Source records
[START]
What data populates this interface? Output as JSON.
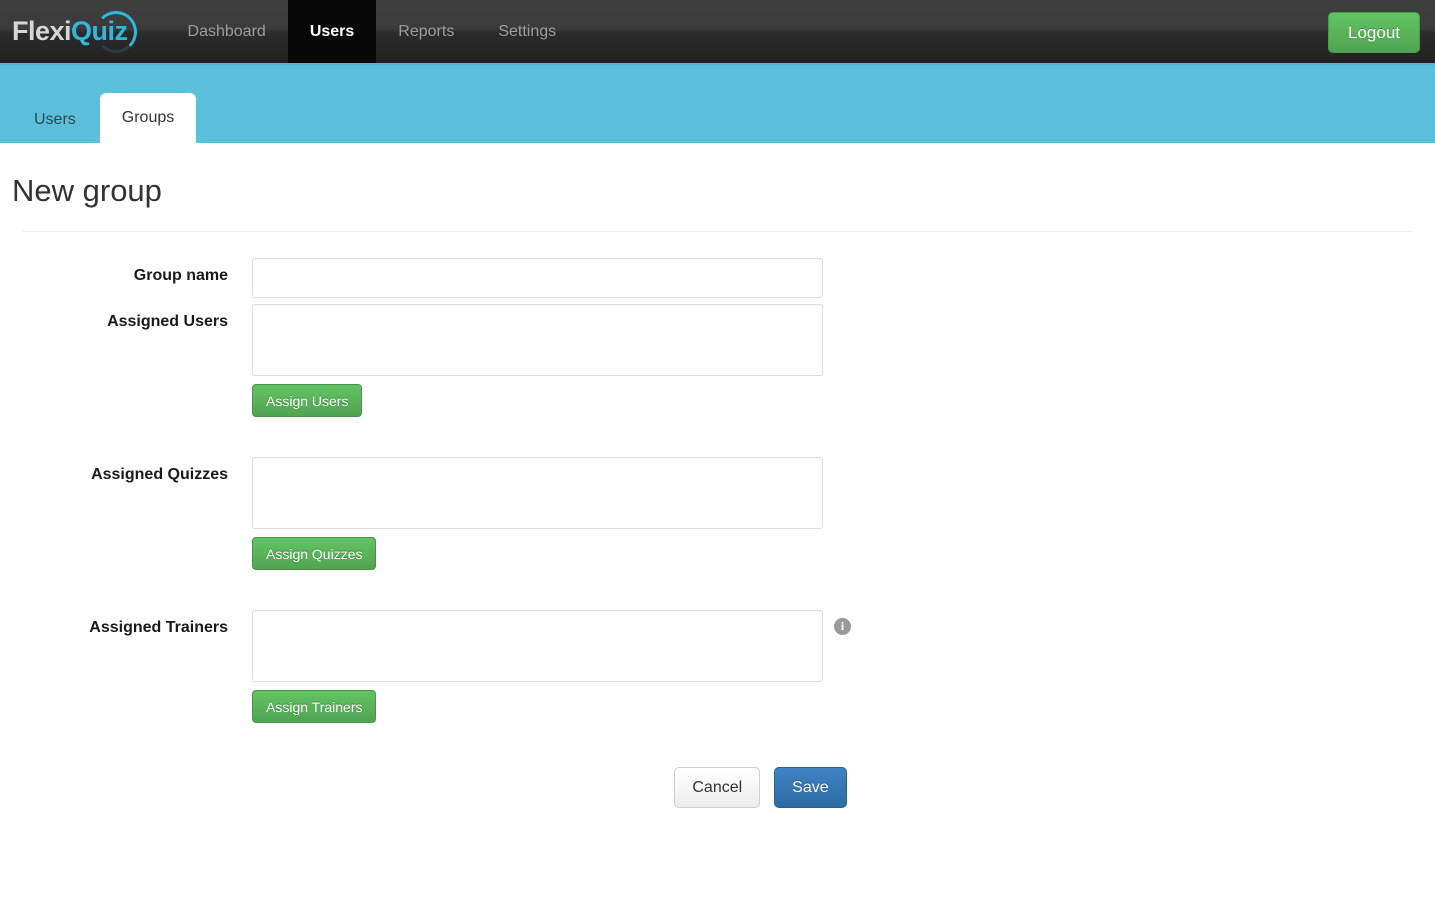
{
  "brand": {
    "name_part1": "Flexi",
    "name_part2": "Quiz"
  },
  "navbar": {
    "items": [
      {
        "label": "Dashboard",
        "active": false
      },
      {
        "label": "Users",
        "active": true
      },
      {
        "label": "Reports",
        "active": false
      },
      {
        "label": "Settings",
        "active": false
      }
    ],
    "logout_label": "Logout",
    "background_color": "#2b2b2b",
    "accent_color": "#4fb6d4"
  },
  "tabbar": {
    "background_color": "#5bbfdc",
    "tabs": [
      {
        "label": "Users",
        "active": false
      },
      {
        "label": "Groups",
        "active": true
      }
    ]
  },
  "page": {
    "title": "New group"
  },
  "form": {
    "group_name": {
      "label": "Group name",
      "value": "",
      "placeholder": ""
    },
    "assigned_users": {
      "label": "Assigned Users",
      "value": "",
      "placeholder": "",
      "button_label": "Assign Users"
    },
    "assigned_quizzes": {
      "label": "Assigned Quizzes",
      "value": "",
      "placeholder": "",
      "button_label": "Assign Quizzes"
    },
    "assigned_trainers": {
      "label": "Assigned Trainers",
      "value": "",
      "placeholder": "",
      "button_label": "Assign Trainers",
      "info_icon": "info-icon",
      "info_glyph": "i"
    }
  },
  "actions": {
    "cancel_label": "Cancel",
    "save_label": "Save",
    "save_color": "#2c6ca4",
    "assign_button_color": "#51a351"
  }
}
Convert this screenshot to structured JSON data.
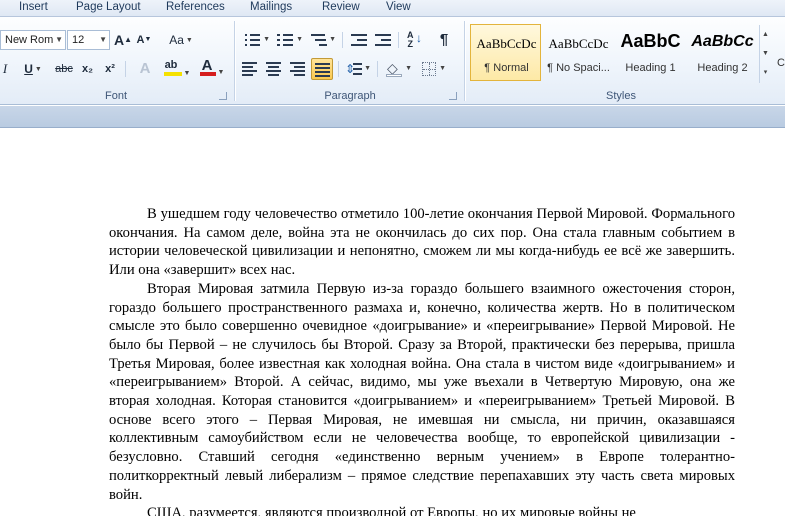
{
  "tabs": [
    "Insert",
    "Page Layout",
    "References",
    "Mailings",
    "Review",
    "View"
  ],
  "font": {
    "name": "New Rom",
    "size": "12",
    "grow_icon": "A",
    "shrink_icon": "A",
    "case_icon": "Aa",
    "italic": "I",
    "underline": "U",
    "strike": "abc",
    "subscript": "x₂",
    "superscript": "x²",
    "effects_icon": "A",
    "highlight": "ab",
    "color_icon": "A",
    "highlight_color": "#f5e100",
    "font_color": "#d51e1e",
    "group_label": "Font"
  },
  "paragraph": {
    "show_marks": "¶",
    "group_label": "Paragraph"
  },
  "styles": {
    "items": [
      {
        "sample": "AaBbCcDc",
        "name": "¶ Normal"
      },
      {
        "sample": "AaBbCcDc",
        "name": "¶ No Spaci..."
      },
      {
        "sample": "AaBbC",
        "name": "Heading 1"
      },
      {
        "sample": "AaBbCc",
        "name": "Heading 2"
      }
    ],
    "group_label": "Styles",
    "change_label": "C"
  },
  "document": {
    "paragraphs": [
      "В ушедшем году человечество отметило 100-летие окончания Первой Мировой. Формального окончания. На самом деле, война эта не окончилась до сих пор. Она стала главным событием в истории человеческой цивилизации и непонятно, сможем ли мы когда-нибудь ее всё же завершить. Или она «завершит» всех нас.",
      "Вторая Мировая затмила Первую из-за гораздо большего взаимного ожесточения сторон, гораздо большего пространственного размаха и, конечно, количества жертв. Но в политическом смысле это было совершенно очевидное «доигрывание» и «переигрывание» Первой Мировой. Не было бы Первой – не случилось бы Второй. Сразу за Второй, практически без перерыва, пришла Третья Мировая, более известная как холодная война. Она стала в чистом виде «доигрыванием» и «переигрыванием» Второй. А сейчас, видимо, мы уже въехали в Четвертую Мировую, она же вторая холодная. Которая становится «доигрыванием» и «переигрыванием» Третьей Мировой. В основе всего этого – Первая Мировая, не имевшая ни смысла, ни причин, оказавшаяся коллективным самоубийством если не человечества вообще, то европейской цивилизации - безусловно. Ставший сегодня «единственно верным учением» в Европе толерантно-политкорректный левый либерализм – прямое следствие перепахавших эту часть света мировых войн.",
      "США, разумеется, являются производной от Европы, но их мировые войны не"
    ]
  }
}
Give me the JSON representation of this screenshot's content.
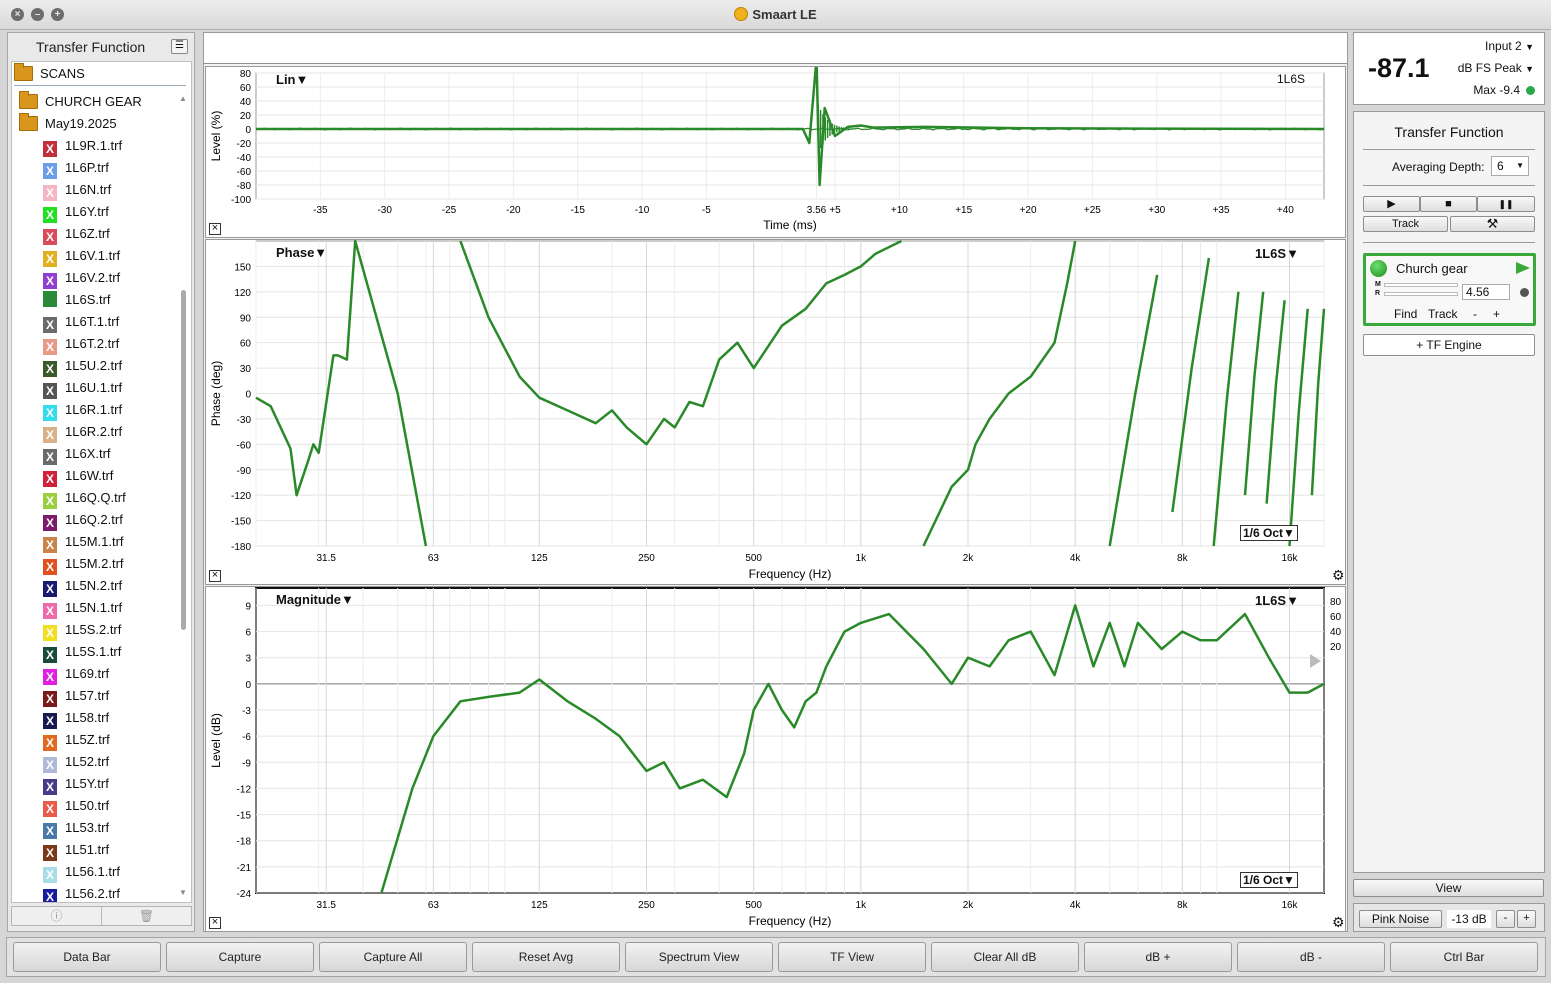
{
  "window": {
    "title": "Smaart LE"
  },
  "left_panel": {
    "title": "Transfer Function",
    "scans_label": "SCANS",
    "folders": [
      "CHURCH GEAR",
      "May19.2025"
    ],
    "files": [
      {
        "name": "1L9R.1.trf",
        "color": "#c0303a"
      },
      {
        "name": "1L6P.trf",
        "color": "#6a9ee8"
      },
      {
        "name": "1L6N.trf",
        "color": "#f4b6c4"
      },
      {
        "name": "1L6Y.trf",
        "color": "#22e022"
      },
      {
        "name": "1L6Z.trf",
        "color": "#d94a5a"
      },
      {
        "name": "1L6V.1.trf",
        "color": "#e0b020"
      },
      {
        "name": "1L6V.2.trf",
        "color": "#9040d0"
      },
      {
        "name": "1L6S.trf",
        "color": "#2a8a3a"
      },
      {
        "name": "1L6T.1.trf",
        "color": "#6a6a6a"
      },
      {
        "name": "1L6T.2.trf",
        "color": "#e89a88"
      },
      {
        "name": "1L5U.2.trf",
        "color": "#3a5a2a"
      },
      {
        "name": "1L6U.1.trf",
        "color": "#555555"
      },
      {
        "name": "1L6R.1.trf",
        "color": "#33ddee"
      },
      {
        "name": "1L6R.2.trf",
        "color": "#d8b08a"
      },
      {
        "name": "1L6X.trf",
        "color": "#6a6a6a"
      },
      {
        "name": "1L6W.trf",
        "color": "#d0203a"
      },
      {
        "name": "1L6Q.Q.trf",
        "color": "#9ad040"
      },
      {
        "name": "1L6Q.2.trf",
        "color": "#7a1a6a"
      },
      {
        "name": "1L5M.1.trf",
        "color": "#c8844a"
      },
      {
        "name": "1L5M.2.trf",
        "color": "#e05020"
      },
      {
        "name": "1L5N.2.trf",
        "color": "#1a1a70"
      },
      {
        "name": "1L5N.1.trf",
        "color": "#ee6aa8"
      },
      {
        "name": "1L5S.2.trf",
        "color": "#f0e020"
      },
      {
        "name": "1L5S.1.trf",
        "color": "#1a4a3a"
      },
      {
        "name": "1L69.trf",
        "color": "#e020e0"
      },
      {
        "name": "1L57.trf",
        "color": "#7a1a1a"
      },
      {
        "name": "1L58.trf",
        "color": "#1a1a50"
      },
      {
        "name": "1L5Z.trf",
        "color": "#e06a20"
      },
      {
        "name": "1L52.trf",
        "color": "#b0b8d8"
      },
      {
        "name": "1L5Y.trf",
        "color": "#4a3a8a"
      },
      {
        "name": "1L50.trf",
        "color": "#e85a4a"
      },
      {
        "name": "1L53.trf",
        "color": "#4a78a8"
      },
      {
        "name": "1L51.trf",
        "color": "#7a3a1a"
      },
      {
        "name": "1L56.1.trf",
        "color": "#a8dde8"
      },
      {
        "name": "1L56.2.trf",
        "color": "#1a1aa0"
      }
    ]
  },
  "impulse_plot": {
    "mode_label": "Lin▼",
    "trace_label": "1L6S",
    "ylabel": "Level (%)",
    "xlabel": "Time (ms)",
    "yticks": [
      "80",
      "60",
      "40",
      "20",
      "0",
      "-20",
      "-40",
      "-60",
      "-80",
      "-100"
    ],
    "xticks": [
      "-35",
      "-30",
      "-25",
      "-20",
      "-15",
      "-10",
      "-5",
      "3.56",
      "+5",
      "+10",
      "+15",
      "+20",
      "+25",
      "+30",
      "+35",
      "+40"
    ]
  },
  "phase_plot": {
    "mode_label": "Phase▼",
    "trace_label": "1L6S▼",
    "smoothing": "1/6 Oct▼",
    "ylabel": "Phase (deg)",
    "xlabel": "Frequency (Hz)",
    "yticks": [
      "150",
      "120",
      "90",
      "60",
      "30",
      "0",
      "-30",
      "-60",
      "-90",
      "-120",
      "-150",
      "-180"
    ],
    "xticks": [
      "31.5",
      "63",
      "125",
      "250",
      "500",
      "1k",
      "2k",
      "4k",
      "8k",
      "16k"
    ]
  },
  "magnitude_plot": {
    "mode_label": "Magnitude▼",
    "trace_label": "1L6S▼",
    "smoothing": "1/6 Oct▼",
    "ylabel": "Level (dB)",
    "xlabel": "Frequency (Hz)",
    "yticks": [
      "9",
      "6",
      "3",
      "0",
      "-3",
      "-6",
      "-9",
      "-12",
      "-15",
      "-18",
      "-21",
      "-24"
    ],
    "coherence_ticks": [
      "80",
      "60",
      "40",
      "20"
    ],
    "xticks": [
      "31.5",
      "63",
      "125",
      "250",
      "500",
      "1k",
      "2k",
      "4k",
      "8k",
      "16k"
    ]
  },
  "meter": {
    "value": "-87.1",
    "input": "Input 2",
    "unit": "dB FS Peak",
    "max": "Max -9.4"
  },
  "tf_panel": {
    "title": "Transfer Function",
    "averaging_label": "Averaging Depth:",
    "averaging_value": "6",
    "play_icon": "▶",
    "stop_icon": "■",
    "pause_icon": "❚❚",
    "track_label": "Track",
    "tools_icon": "⚒",
    "engine": {
      "name": "Church gear",
      "delay": "4.56",
      "m_label": "M",
      "r_label": "R",
      "find": "Find",
      "track": "Track",
      "minus": "-",
      "plus": "+"
    },
    "add_engine": "+ TF Engine",
    "view_label": "View",
    "pink_noise": "Pink Noise",
    "noise_level": "-13 dB",
    "noise_minus": "-",
    "noise_plus": "+"
  },
  "bottom_bar": {
    "buttons": [
      "Data Bar",
      "Capture",
      "Capture All",
      "Reset Avg",
      "Spectrum View",
      "TF View",
      "Clear All dB",
      "dB +",
      "dB -",
      "Ctrl Bar"
    ]
  },
  "colors": {
    "trace": "#2a8a2a",
    "accent": "#3aa83a"
  },
  "chart_data": [
    {
      "type": "line",
      "title": "Lin",
      "xlabel": "Time (ms)",
      "ylabel": "Level (%)",
      "ylim": [
        -100,
        80
      ],
      "xlim": [
        -40,
        43
      ],
      "series": [
        {
          "name": "1L6S",
          "x": [
            -40,
            2.5,
            3.0,
            3.56,
            3.8,
            4.2,
            5,
            6,
            7,
            8,
            12,
            20,
            43
          ],
          "y": [
            0,
            0,
            -20,
            100,
            -80,
            30,
            -10,
            3,
            5,
            2,
            3,
            1,
            0
          ]
        }
      ]
    },
    {
      "type": "line",
      "title": "Phase",
      "xlabel": "Frequency (Hz)",
      "ylabel": "Phase (deg)",
      "ylim": [
        -180,
        180
      ],
      "grid": true,
      "series": [
        {
          "name": "1L6S",
          "x": [
            20,
            22,
            25,
            26,
            28,
            29,
            30,
            33,
            34,
            36,
            38,
            50,
            60,
            75,
            90,
            110,
            125,
            150,
            180,
            200,
            220,
            250,
            280,
            300,
            330,
            360,
            400,
            450,
            500,
            600,
            700,
            800,
            900,
            1000,
            1100,
            1300,
            1500,
            1800,
            2000,
            2100,
            2300,
            2600,
            3000,
            3500,
            3800,
            4000
          ],
          "y": [
            -5,
            -15,
            -65,
            -120,
            -80,
            -60,
            -70,
            45,
            45,
            40,
            180,
            0,
            -180,
            180,
            90,
            20,
            -5,
            -20,
            -35,
            -20,
            -40,
            -60,
            -30,
            -40,
            -10,
            -15,
            40,
            60,
            30,
            80,
            100,
            130,
            140,
            150,
            165,
            180,
            -180,
            -110,
            -90,
            -60,
            -30,
            0,
            20,
            60,
            130,
            180
          ]
        }
      ]
    },
    {
      "type": "line",
      "title": "Magnitude",
      "xlabel": "Frequency (Hz)",
      "ylabel": "Level (dB)",
      "ylim": [
        -24,
        11
      ],
      "grid": true,
      "series": [
        {
          "name": "1L6S",
          "x": [
            45,
            55,
            63,
            75,
            90,
            110,
            125,
            150,
            180,
            210,
            250,
            280,
            310,
            360,
            420,
            470,
            500,
            550,
            600,
            650,
            700,
            750,
            800,
            900,
            1000,
            1200,
            1500,
            1800,
            2000,
            2300,
            2600,
            3000,
            3500,
            4000,
            4500,
            5000,
            5500,
            6000,
            7000,
            8000,
            9000,
            10000,
            12000,
            14000,
            16000,
            18000,
            20000
          ],
          "y": [
            -24,
            -12,
            -6,
            -2,
            -1.5,
            -1,
            0.5,
            -2,
            -4,
            -6,
            -10,
            -9,
            -12,
            -11,
            -13,
            -8,
            -3,
            0,
            -3,
            -5,
            -2,
            -1,
            2,
            6,
            7,
            8,
            4,
            0,
            3,
            2,
            5,
            6,
            1,
            9,
            2,
            7,
            2,
            7,
            4,
            6,
            5,
            5,
            8,
            3,
            -1,
            -1,
            0
          ]
        }
      ]
    }
  ]
}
[END]
The word "ylabel" appears in how many lines of the records? Give the number only.

6